- **GIVEN TASK**: Find the lines containing the word "subject" and copy every one of them.

- **SUPPLIED RECORDS**:
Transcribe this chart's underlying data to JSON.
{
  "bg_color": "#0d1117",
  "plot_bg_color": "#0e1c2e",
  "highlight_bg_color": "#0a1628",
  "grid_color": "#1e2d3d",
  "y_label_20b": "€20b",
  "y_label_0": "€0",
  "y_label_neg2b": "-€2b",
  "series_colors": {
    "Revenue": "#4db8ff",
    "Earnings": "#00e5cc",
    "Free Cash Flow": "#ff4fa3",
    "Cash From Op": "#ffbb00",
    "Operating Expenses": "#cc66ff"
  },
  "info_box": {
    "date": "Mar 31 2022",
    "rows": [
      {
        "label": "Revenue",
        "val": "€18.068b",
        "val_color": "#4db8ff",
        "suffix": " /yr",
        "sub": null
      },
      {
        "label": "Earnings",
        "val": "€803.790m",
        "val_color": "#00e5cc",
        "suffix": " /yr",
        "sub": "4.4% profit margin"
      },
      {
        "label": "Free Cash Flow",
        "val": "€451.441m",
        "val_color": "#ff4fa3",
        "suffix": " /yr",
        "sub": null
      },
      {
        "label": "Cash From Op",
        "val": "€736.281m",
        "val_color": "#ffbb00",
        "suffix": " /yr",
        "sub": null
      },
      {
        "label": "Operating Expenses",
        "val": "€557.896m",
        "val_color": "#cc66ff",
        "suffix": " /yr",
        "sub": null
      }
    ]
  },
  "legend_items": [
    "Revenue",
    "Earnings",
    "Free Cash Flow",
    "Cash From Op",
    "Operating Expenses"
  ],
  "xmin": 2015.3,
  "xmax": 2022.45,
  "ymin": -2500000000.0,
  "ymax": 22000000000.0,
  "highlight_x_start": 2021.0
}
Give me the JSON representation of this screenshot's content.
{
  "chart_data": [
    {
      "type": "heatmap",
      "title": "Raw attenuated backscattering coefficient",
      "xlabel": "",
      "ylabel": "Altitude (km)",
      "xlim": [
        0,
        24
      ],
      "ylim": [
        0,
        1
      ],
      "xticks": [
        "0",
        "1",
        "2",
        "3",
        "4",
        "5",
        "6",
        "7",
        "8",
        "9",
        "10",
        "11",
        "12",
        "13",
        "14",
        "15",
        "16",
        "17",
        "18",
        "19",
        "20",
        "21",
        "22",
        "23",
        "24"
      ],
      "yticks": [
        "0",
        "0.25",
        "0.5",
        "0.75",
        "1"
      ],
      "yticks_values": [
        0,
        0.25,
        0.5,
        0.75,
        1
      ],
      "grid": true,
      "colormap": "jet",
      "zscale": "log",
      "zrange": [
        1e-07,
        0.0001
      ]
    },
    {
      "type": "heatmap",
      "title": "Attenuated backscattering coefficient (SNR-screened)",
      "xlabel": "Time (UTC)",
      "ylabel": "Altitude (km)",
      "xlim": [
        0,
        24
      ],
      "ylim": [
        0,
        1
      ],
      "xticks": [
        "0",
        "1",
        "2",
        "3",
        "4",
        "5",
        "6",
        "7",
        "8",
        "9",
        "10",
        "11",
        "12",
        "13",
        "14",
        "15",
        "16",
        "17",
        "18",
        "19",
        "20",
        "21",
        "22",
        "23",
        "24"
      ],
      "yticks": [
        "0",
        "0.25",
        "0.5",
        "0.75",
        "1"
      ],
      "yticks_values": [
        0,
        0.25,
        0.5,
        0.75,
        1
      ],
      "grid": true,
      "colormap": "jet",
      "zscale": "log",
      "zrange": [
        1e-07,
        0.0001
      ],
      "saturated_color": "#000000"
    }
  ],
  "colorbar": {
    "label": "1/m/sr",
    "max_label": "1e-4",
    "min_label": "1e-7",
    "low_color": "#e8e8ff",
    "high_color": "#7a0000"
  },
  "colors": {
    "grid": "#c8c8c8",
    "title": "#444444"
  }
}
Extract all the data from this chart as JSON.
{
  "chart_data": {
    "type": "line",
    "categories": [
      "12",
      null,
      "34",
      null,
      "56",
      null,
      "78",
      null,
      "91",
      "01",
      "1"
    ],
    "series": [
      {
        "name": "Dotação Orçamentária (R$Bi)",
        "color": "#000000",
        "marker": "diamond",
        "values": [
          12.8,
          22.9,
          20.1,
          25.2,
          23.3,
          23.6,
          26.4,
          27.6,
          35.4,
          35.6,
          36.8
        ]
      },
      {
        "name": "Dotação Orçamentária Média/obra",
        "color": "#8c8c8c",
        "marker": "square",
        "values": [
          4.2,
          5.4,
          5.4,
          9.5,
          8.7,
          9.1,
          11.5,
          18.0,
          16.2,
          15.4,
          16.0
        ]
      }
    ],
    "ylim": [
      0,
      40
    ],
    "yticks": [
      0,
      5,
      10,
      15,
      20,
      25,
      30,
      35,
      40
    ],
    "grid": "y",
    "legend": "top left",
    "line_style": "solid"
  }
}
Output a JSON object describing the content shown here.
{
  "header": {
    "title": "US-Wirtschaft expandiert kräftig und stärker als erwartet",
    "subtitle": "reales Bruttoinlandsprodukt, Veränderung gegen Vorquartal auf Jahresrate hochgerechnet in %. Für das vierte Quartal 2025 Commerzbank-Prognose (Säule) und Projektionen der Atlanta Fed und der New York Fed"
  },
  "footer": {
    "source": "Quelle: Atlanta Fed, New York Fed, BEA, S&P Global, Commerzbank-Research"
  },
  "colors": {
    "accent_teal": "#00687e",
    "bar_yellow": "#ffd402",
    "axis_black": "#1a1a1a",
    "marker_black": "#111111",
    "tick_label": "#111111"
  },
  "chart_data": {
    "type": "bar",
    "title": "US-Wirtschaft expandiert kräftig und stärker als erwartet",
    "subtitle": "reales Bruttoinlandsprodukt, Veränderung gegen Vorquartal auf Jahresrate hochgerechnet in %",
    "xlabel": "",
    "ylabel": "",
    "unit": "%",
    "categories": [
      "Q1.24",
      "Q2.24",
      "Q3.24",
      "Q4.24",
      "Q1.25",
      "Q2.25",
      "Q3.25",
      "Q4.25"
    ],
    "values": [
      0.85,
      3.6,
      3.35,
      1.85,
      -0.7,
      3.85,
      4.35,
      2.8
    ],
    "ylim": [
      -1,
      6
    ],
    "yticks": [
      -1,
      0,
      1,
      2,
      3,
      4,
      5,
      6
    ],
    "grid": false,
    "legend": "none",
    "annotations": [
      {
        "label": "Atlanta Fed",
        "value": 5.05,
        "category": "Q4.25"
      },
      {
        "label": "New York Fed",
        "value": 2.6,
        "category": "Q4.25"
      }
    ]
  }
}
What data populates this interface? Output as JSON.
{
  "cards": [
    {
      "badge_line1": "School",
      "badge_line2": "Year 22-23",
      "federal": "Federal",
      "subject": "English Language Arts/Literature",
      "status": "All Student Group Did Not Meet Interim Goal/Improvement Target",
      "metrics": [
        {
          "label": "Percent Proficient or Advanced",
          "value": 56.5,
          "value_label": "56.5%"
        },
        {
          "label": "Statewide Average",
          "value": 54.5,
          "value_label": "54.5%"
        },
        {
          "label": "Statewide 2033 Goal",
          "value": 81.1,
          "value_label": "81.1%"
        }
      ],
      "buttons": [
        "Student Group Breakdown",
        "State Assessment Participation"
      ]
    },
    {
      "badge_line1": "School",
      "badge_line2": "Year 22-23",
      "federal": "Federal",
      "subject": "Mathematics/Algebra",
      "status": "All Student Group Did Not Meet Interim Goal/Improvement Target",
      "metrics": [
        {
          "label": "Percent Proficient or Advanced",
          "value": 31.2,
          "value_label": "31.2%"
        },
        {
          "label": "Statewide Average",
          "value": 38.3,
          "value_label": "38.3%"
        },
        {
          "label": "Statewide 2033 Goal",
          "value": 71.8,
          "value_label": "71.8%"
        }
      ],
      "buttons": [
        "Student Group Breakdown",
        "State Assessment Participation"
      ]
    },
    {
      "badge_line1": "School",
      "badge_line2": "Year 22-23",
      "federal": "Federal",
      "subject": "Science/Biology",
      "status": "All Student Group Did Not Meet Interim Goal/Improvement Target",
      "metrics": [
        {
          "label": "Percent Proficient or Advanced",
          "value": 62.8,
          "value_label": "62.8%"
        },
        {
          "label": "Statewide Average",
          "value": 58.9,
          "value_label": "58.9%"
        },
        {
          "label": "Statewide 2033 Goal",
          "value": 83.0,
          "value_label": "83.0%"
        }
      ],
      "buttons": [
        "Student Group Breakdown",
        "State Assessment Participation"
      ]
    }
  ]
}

- **FINISHED TASK**:
      "subject": "English Language Arts/Literature",
      "subject": "Mathematics/Algebra",
      "subject": "Science/Biology",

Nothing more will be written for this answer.